▶ **Records about charts and figures**

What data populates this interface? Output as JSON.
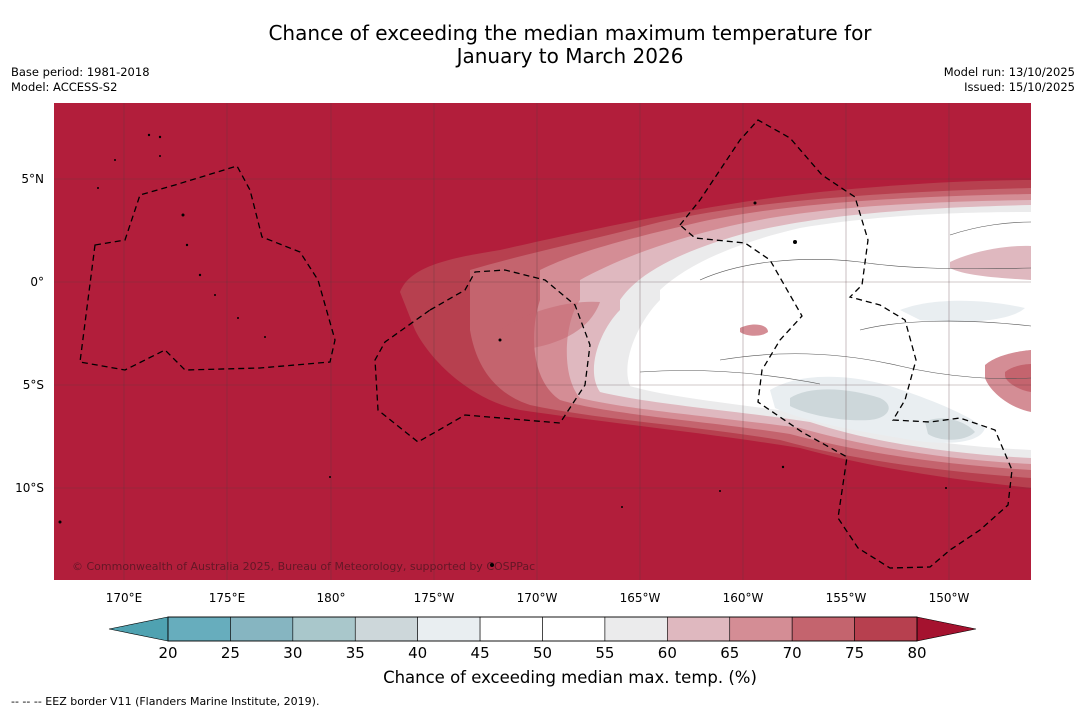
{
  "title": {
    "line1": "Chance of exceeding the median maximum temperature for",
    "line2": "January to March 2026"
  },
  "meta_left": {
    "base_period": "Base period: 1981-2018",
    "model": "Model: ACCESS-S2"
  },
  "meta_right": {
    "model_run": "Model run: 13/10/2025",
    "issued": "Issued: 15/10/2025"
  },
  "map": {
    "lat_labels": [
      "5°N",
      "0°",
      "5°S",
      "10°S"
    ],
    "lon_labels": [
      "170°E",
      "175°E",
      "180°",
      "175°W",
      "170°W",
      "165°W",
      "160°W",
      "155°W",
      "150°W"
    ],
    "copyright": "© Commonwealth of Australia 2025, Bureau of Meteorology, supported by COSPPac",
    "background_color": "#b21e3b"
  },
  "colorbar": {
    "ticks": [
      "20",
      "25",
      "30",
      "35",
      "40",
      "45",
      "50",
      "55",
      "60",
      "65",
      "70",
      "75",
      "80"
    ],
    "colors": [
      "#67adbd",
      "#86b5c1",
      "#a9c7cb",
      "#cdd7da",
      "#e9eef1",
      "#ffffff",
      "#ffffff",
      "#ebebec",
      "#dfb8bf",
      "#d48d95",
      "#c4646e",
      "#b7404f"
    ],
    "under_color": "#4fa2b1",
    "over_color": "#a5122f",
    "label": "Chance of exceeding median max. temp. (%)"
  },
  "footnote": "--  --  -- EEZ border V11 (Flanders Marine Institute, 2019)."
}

▶ **Your goal**
Leave images out of the retyped records; keep all else exact.

▶ **Response**
What data populates this interface? Output as JSON.
{
  "title": {
    "line1": "Chance of exceeding the median maximum temperature for",
    "line2": "January to March 2026"
  },
  "meta_left": {
    "base_period": "Base period: 1981-2018",
    "model": "Model: ACCESS-S2"
  },
  "meta_right": {
    "model_run": "Model run: 13/10/2025",
    "issued": "Issued: 15/10/2025"
  },
  "map": {
    "lat_labels": [
      "5°N",
      "0°",
      "5°S",
      "10°S"
    ],
    "lon_labels": [
      "170°E",
      "175°E",
      "180°",
      "175°W",
      "170°W",
      "165°W",
      "160°W",
      "155°W",
      "150°W"
    ],
    "copyright": "© Commonwealth of Australia 2025, Bureau of Meteorology, supported by COSPPac",
    "background_color": "#b21e3b"
  },
  "colorbar": {
    "ticks": [
      "20",
      "25",
      "30",
      "35",
      "40",
      "45",
      "50",
      "55",
      "60",
      "65",
      "70",
      "75",
      "80"
    ],
    "colors": [
      "#67adbd",
      "#86b5c1",
      "#a9c7cb",
      "#cdd7da",
      "#e9eef1",
      "#ffffff",
      "#ffffff",
      "#ebebec",
      "#dfb8bf",
      "#d48d95",
      "#c4646e",
      "#b7404f"
    ],
    "under_color": "#4fa2b1",
    "over_color": "#a5122f",
    "label": "Chance of exceeding median max. temp. (%)"
  },
  "footnote": "--  --  -- EEZ border V11 (Flanders Marine Institute, 2019)."
}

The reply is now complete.